What is the number of lines in these entries that include "areas"? Write that number and no other text.

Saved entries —
::::::::::

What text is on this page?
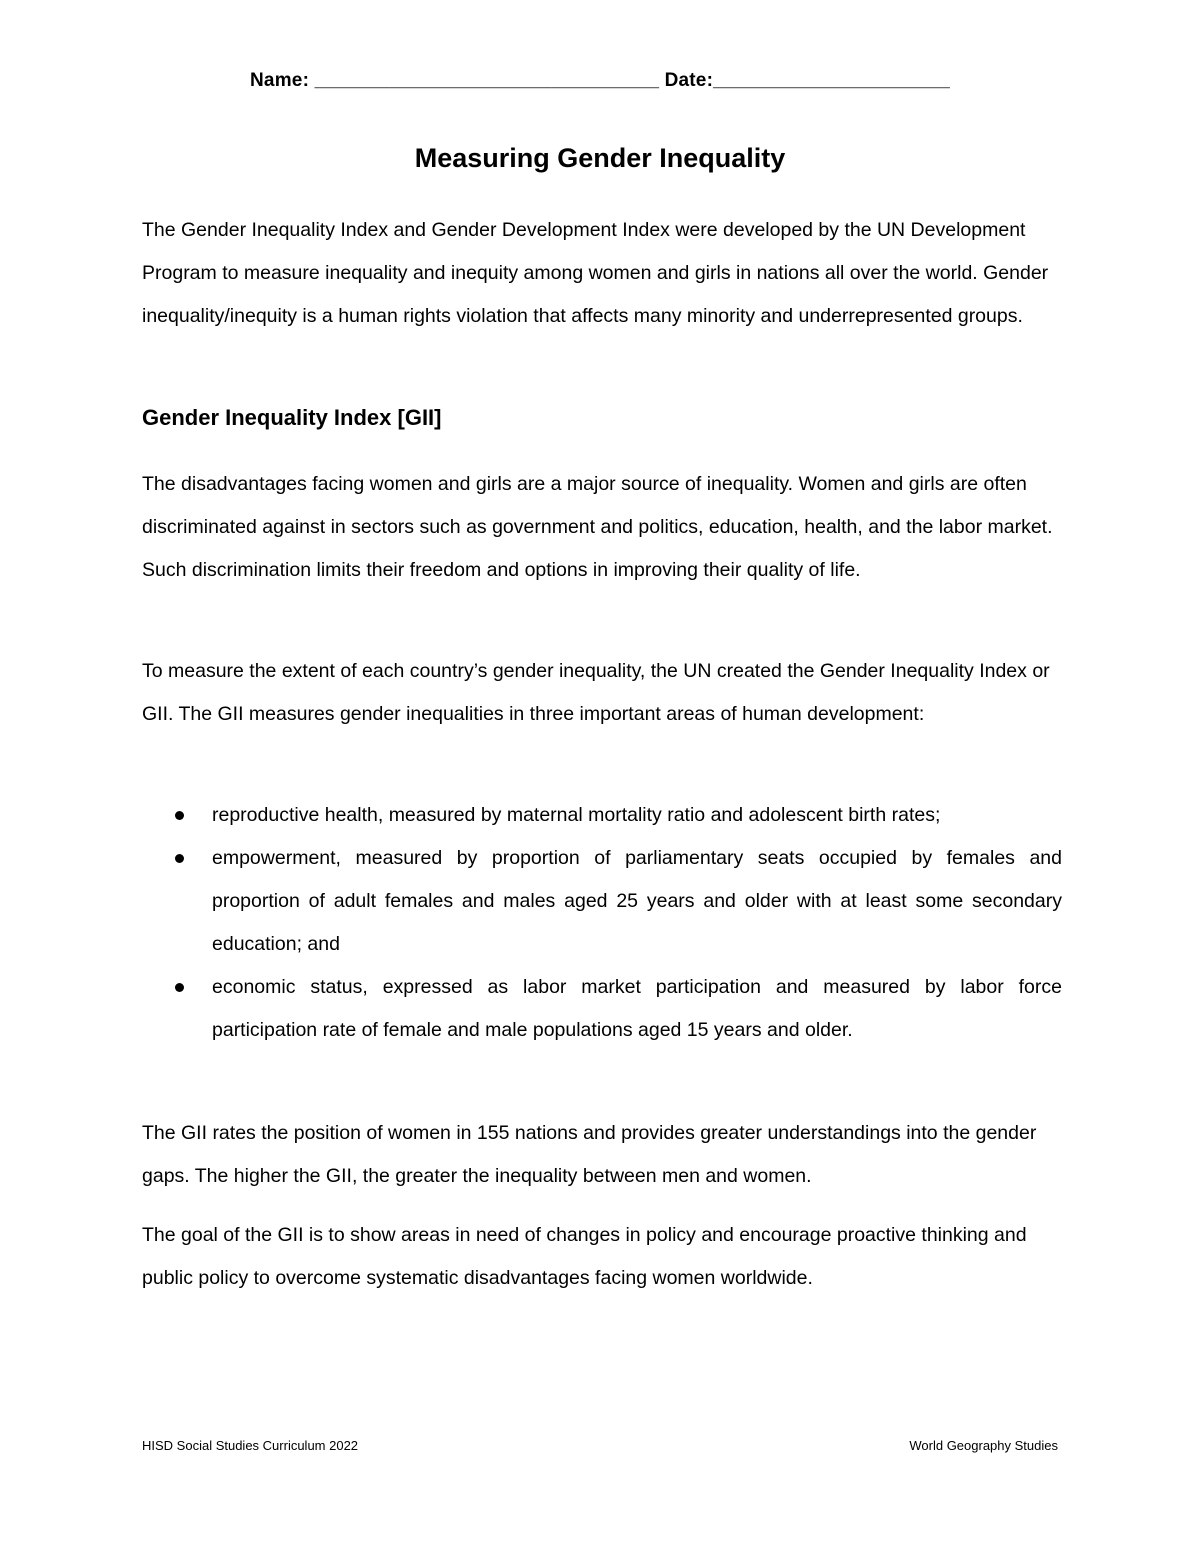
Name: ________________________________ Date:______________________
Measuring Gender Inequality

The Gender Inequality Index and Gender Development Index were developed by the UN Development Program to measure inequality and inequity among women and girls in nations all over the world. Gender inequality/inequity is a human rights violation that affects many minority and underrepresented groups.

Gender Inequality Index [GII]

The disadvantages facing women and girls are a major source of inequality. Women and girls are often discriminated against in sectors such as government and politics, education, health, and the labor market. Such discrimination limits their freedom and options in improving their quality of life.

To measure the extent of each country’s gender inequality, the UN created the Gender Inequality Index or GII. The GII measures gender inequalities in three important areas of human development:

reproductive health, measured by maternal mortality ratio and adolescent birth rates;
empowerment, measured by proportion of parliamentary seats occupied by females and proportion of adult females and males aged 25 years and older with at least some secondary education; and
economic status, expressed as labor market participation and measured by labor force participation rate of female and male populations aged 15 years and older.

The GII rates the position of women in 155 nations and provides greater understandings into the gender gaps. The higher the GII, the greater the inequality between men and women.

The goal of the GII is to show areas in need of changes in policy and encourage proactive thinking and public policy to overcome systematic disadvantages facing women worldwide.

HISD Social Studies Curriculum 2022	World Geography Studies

::::::::::

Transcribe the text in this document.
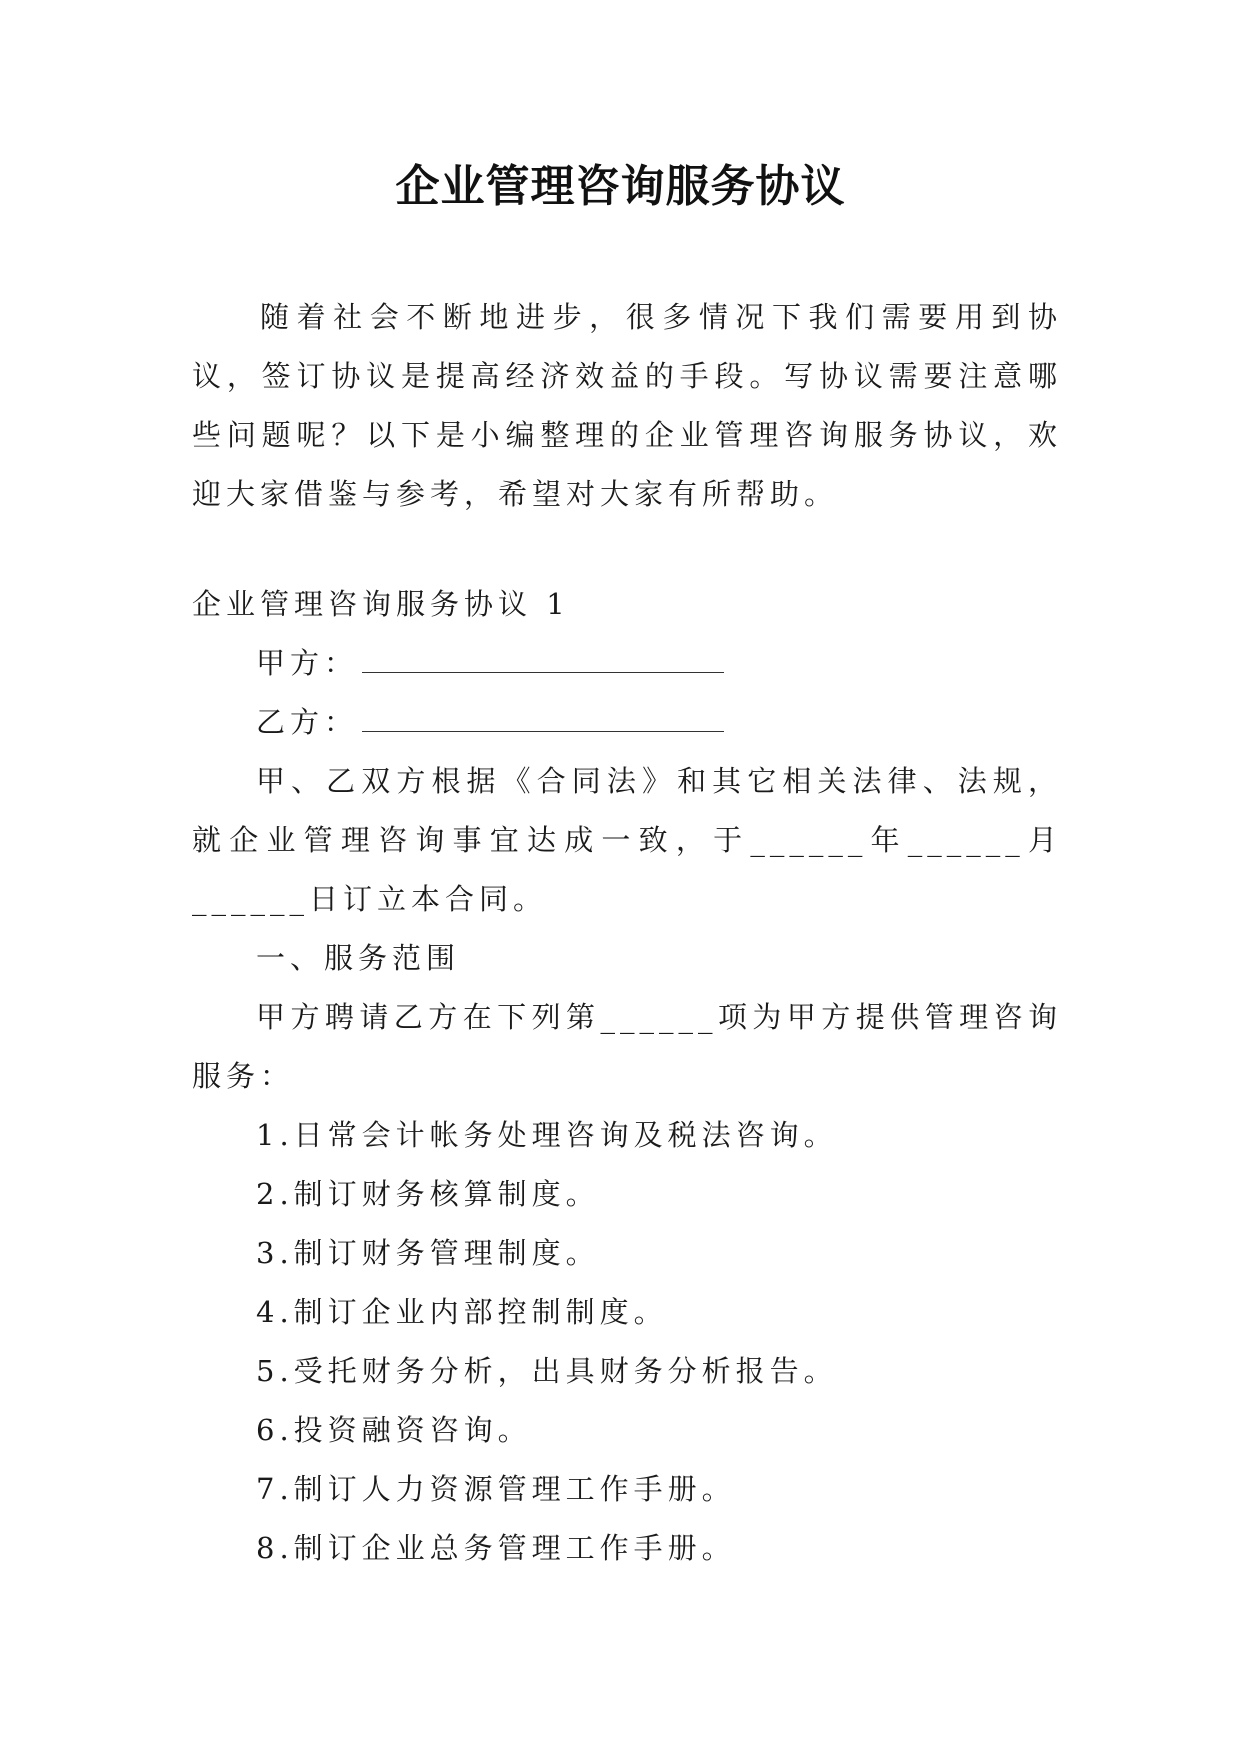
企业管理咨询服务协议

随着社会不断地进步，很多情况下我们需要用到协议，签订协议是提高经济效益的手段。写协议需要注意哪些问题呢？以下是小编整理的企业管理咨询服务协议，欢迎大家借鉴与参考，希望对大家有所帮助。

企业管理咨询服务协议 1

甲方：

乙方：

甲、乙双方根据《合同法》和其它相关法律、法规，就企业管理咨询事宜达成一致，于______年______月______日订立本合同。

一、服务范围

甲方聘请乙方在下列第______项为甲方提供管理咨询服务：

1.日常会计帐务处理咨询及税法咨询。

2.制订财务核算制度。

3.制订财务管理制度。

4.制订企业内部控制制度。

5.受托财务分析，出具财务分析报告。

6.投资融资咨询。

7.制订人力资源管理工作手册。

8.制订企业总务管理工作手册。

::::::::::

CORRECT RESULT —
2